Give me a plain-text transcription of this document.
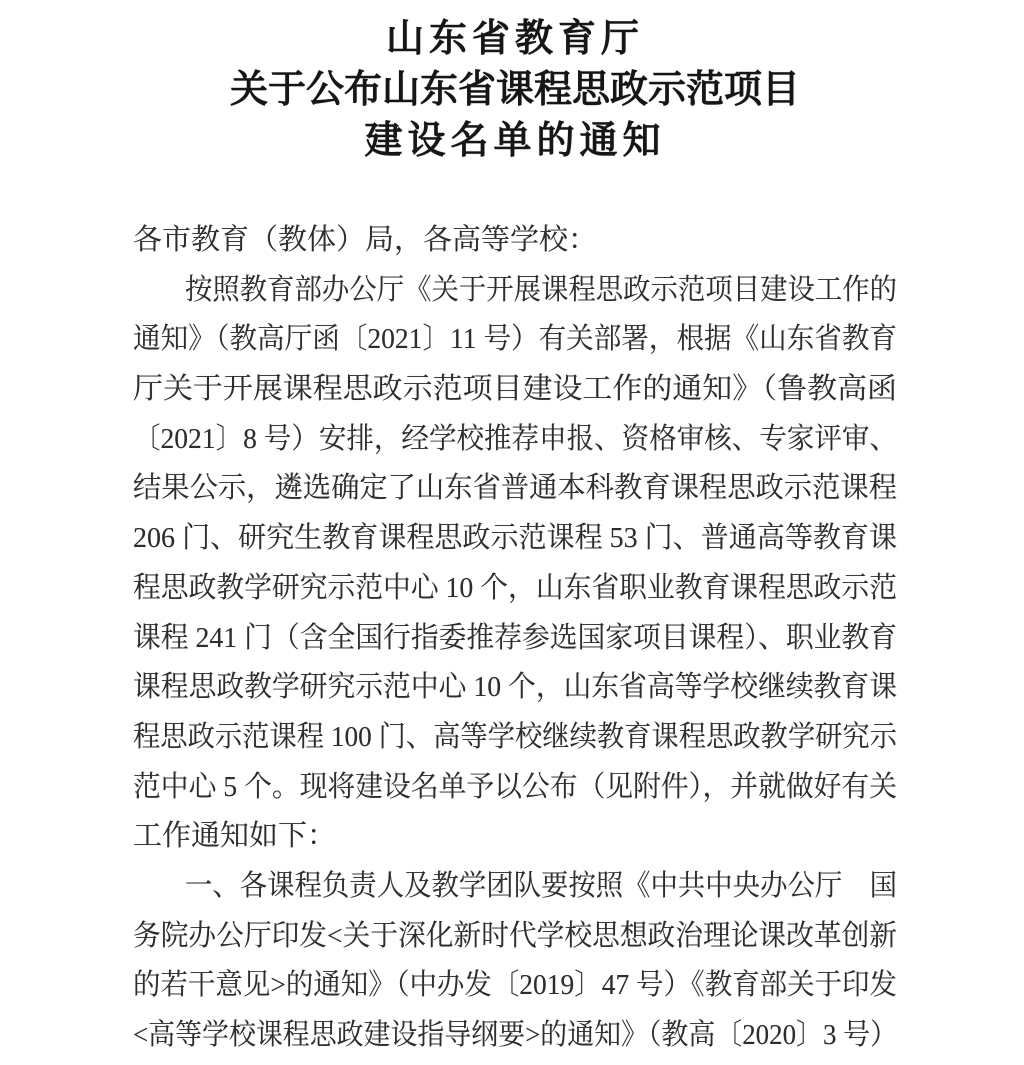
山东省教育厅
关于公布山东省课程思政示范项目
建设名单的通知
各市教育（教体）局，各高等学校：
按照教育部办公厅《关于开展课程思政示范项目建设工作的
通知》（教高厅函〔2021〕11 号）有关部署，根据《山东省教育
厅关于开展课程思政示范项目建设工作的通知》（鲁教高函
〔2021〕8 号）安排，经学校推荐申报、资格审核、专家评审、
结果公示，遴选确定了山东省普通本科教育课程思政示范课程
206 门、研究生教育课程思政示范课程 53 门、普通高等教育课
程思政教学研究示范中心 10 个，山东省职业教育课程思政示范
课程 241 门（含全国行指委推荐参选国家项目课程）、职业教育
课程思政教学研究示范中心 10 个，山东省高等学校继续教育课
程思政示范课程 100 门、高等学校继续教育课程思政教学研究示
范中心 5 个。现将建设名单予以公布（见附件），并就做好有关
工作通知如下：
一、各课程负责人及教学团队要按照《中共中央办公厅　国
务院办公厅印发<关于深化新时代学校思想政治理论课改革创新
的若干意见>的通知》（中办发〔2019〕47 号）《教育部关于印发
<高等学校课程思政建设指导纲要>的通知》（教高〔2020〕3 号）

* * * * * * * * *

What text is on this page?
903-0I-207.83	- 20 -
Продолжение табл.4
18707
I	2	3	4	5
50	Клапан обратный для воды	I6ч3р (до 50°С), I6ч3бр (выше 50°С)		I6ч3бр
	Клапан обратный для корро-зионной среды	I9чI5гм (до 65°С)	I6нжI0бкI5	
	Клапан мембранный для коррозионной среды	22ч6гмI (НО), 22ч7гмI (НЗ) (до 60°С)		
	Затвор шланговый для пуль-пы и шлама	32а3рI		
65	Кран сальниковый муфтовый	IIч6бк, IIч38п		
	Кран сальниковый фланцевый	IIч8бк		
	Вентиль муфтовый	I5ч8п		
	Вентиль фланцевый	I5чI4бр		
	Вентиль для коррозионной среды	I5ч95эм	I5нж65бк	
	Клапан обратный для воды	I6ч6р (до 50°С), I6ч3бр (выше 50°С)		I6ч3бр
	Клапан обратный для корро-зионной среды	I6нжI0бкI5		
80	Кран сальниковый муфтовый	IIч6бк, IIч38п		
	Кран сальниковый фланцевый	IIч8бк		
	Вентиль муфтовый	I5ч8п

* * * * * * * * *

Search the lines for the string "Кран" and copy every line that has it.

**COMPLETED EXERCISE:**
65	Кран сальниковый муфтовый	IIч6бк, IIч38п		
	Кран сальниковый фланцевый	IIч8бк		
80	Кран сальниковый муфтовый	IIч6бк, IIч38п		
	Кран сальниковый фланцевый	IIч8бк		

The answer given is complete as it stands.